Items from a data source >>
§ §

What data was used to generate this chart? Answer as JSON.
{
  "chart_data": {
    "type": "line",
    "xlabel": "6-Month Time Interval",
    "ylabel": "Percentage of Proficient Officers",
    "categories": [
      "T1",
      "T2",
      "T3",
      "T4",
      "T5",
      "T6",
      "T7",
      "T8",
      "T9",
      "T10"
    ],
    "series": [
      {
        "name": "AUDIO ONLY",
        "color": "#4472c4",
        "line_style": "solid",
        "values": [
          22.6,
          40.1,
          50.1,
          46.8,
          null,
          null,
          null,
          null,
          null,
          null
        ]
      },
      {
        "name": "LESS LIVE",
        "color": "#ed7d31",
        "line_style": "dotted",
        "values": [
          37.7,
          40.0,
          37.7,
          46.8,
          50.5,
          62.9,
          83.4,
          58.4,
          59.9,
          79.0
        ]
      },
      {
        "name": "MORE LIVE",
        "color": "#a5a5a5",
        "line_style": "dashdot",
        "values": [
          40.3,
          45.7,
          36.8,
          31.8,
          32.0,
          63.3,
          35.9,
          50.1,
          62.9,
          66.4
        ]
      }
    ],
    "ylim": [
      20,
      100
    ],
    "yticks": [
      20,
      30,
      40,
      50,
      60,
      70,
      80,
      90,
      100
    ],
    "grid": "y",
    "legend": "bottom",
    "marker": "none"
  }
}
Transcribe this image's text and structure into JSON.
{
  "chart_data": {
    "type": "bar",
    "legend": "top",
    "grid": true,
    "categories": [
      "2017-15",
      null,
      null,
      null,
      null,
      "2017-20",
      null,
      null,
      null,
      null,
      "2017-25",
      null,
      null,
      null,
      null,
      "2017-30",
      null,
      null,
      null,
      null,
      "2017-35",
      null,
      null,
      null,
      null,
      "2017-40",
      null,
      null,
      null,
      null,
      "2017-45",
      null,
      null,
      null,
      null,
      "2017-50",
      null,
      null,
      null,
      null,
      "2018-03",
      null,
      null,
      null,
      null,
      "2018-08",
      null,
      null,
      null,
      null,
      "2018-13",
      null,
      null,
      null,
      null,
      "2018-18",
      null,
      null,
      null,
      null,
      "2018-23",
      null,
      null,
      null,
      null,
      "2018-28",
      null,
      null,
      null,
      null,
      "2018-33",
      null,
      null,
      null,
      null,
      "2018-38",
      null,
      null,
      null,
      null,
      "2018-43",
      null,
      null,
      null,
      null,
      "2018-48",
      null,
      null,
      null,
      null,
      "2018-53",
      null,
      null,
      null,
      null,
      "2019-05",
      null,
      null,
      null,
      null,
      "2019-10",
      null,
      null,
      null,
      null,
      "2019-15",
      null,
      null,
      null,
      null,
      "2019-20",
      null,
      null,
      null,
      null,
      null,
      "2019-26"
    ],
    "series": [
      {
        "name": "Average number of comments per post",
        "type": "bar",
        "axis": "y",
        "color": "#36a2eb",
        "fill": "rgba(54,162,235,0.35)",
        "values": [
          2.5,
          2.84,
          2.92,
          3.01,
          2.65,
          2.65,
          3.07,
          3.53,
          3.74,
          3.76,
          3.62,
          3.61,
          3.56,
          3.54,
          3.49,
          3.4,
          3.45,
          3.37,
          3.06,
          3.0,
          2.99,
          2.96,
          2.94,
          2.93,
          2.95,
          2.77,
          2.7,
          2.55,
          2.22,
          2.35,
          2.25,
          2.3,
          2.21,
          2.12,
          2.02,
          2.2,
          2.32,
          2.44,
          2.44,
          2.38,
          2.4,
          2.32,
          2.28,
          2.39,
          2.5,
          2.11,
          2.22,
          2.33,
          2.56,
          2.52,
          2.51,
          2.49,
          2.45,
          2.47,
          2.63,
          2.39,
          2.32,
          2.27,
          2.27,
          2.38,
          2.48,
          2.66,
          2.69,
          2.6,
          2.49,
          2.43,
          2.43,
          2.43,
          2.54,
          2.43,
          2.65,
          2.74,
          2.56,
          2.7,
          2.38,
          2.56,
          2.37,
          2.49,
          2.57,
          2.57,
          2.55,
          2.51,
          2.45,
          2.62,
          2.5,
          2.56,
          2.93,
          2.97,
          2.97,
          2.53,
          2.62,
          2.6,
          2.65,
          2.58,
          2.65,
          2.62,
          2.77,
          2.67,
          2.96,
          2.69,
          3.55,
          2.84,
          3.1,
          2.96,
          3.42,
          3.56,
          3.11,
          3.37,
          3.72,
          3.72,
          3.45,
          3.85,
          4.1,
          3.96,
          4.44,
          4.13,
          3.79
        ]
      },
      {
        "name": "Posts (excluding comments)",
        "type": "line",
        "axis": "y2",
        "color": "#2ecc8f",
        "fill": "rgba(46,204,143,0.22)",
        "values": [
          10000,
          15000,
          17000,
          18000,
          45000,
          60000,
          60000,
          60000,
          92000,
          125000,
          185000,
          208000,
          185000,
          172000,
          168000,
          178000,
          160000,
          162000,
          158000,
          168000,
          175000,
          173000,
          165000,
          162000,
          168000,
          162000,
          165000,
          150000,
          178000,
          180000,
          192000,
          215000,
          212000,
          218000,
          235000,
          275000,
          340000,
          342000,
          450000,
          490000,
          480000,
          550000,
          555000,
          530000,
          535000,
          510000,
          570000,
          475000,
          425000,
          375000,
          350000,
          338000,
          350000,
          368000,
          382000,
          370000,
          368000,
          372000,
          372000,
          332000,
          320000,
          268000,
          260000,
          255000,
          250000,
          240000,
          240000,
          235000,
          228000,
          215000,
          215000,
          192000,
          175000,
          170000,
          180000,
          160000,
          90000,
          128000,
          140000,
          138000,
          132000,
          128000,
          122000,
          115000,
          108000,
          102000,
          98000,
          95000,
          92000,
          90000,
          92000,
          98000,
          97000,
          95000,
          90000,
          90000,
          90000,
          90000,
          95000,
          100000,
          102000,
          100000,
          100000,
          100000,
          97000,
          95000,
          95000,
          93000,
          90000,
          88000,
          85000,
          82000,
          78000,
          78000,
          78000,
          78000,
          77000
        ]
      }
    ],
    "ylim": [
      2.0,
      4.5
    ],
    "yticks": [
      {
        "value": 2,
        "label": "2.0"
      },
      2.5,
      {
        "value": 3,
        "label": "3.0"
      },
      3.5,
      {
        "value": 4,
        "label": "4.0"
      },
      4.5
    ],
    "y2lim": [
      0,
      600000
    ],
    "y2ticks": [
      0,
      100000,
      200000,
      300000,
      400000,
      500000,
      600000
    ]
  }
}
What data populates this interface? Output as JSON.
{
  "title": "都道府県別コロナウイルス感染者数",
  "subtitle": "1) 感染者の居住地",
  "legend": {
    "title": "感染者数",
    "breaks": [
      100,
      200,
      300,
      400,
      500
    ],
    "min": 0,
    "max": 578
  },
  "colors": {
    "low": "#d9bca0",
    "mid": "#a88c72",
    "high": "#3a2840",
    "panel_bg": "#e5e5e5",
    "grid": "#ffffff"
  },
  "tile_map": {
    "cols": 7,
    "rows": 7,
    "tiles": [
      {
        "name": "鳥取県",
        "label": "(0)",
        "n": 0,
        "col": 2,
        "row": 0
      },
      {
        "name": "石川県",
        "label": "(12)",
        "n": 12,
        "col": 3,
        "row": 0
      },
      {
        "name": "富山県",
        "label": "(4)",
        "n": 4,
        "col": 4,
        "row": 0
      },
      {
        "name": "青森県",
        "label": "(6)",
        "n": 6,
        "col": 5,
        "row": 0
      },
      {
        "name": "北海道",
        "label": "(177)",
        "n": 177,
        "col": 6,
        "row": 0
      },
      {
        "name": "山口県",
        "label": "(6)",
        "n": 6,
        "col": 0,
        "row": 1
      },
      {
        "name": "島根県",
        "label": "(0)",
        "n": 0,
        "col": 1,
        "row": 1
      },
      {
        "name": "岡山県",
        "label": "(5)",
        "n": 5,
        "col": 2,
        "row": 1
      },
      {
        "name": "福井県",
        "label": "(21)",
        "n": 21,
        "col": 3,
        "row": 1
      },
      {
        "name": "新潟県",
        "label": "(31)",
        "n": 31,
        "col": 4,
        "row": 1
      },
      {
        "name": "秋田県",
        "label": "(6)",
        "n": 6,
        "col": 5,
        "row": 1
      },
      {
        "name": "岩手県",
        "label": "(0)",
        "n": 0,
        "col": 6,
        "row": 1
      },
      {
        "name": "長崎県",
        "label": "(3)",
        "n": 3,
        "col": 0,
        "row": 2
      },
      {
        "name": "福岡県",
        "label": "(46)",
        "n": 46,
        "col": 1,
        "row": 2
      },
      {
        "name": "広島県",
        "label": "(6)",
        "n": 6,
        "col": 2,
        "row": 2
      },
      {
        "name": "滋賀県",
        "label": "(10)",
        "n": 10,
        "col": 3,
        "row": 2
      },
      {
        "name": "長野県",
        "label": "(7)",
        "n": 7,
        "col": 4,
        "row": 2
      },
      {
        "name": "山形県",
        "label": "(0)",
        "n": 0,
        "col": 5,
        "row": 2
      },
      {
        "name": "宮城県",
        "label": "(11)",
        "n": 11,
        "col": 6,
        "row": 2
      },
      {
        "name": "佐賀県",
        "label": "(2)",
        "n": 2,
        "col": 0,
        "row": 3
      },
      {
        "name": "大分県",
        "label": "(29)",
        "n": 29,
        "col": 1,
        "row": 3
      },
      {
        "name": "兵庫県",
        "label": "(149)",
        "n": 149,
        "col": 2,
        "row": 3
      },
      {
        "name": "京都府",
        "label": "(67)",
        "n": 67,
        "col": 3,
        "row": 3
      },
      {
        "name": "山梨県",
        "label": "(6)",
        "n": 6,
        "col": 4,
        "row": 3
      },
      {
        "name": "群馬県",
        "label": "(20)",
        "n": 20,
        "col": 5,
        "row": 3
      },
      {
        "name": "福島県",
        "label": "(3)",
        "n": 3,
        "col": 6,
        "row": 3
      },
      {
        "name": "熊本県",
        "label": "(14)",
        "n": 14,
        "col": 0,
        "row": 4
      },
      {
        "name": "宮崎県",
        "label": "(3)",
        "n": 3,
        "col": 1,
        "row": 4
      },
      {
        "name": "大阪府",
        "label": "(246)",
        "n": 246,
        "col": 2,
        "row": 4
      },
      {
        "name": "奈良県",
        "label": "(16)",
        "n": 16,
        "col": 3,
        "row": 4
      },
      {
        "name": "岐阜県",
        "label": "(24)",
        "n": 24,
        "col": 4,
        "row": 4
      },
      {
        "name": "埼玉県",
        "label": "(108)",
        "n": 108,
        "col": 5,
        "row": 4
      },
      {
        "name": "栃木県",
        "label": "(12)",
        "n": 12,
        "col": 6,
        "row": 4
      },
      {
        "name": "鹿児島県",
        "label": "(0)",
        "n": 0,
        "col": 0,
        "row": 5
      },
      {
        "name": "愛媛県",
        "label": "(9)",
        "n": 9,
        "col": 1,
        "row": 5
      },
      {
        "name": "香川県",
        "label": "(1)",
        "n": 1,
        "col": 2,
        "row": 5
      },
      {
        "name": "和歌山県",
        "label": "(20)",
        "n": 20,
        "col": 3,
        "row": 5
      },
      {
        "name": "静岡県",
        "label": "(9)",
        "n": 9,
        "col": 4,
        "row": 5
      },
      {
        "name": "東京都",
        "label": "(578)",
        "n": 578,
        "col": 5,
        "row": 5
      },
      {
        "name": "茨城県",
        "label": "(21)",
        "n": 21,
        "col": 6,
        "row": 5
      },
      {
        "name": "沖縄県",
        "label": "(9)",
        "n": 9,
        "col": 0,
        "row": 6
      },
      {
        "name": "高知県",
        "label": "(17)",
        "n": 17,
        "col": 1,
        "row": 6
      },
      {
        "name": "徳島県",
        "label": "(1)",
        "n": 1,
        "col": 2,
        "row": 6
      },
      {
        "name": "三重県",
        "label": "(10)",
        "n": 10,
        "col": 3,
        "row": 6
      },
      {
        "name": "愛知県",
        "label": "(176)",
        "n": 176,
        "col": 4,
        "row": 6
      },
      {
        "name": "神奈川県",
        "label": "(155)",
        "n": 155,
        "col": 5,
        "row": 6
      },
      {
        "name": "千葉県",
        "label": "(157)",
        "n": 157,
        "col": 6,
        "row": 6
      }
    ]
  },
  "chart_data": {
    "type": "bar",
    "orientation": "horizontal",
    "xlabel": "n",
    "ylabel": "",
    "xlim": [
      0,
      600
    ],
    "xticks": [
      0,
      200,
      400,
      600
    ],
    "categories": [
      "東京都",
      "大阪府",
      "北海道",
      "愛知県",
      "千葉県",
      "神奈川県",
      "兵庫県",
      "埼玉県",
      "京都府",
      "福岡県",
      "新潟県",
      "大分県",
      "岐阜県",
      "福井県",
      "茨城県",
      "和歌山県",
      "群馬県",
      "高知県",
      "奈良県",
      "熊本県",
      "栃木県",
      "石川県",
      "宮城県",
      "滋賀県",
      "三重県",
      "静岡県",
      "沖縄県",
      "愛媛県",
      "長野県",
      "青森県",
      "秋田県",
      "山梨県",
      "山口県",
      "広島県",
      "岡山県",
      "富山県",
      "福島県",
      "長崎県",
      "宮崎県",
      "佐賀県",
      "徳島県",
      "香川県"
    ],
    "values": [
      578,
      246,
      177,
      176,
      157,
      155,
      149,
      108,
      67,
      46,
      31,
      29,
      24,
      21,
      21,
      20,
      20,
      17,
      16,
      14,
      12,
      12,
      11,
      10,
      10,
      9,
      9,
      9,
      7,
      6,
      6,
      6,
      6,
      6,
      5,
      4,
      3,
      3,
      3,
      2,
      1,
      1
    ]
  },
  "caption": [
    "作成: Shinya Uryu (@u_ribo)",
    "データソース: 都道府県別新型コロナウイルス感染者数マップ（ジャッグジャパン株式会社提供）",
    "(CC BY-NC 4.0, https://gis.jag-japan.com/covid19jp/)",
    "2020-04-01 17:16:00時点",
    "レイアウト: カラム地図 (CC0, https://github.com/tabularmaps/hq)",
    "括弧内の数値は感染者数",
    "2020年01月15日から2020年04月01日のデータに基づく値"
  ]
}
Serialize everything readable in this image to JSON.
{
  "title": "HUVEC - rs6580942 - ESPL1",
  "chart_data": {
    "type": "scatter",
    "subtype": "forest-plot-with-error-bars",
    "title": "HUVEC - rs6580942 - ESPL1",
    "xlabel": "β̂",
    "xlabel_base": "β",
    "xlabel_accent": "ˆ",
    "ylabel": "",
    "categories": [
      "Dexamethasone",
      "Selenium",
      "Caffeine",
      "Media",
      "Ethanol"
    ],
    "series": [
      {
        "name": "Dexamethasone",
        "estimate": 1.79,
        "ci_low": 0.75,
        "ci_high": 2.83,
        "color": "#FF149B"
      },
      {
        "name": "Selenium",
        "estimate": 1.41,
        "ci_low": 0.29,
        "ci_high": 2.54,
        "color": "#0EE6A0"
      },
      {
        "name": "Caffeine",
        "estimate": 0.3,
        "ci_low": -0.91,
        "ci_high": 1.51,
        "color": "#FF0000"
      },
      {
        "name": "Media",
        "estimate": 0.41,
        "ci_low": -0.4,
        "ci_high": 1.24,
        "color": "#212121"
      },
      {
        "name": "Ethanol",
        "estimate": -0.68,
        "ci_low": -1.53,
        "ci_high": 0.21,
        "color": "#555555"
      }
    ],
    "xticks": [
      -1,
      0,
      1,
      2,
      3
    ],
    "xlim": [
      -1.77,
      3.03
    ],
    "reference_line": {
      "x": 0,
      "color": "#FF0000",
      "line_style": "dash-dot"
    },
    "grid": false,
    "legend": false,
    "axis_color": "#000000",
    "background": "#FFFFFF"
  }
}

§ §

TASK TO COMPLETE >> Copy, from the material, each line that holds the string "legend".

OUTPUT FOR THIS EXERCISE >>
    "legend": "bottom",
    "legend": "top",
  "legend": {
    "legend": false,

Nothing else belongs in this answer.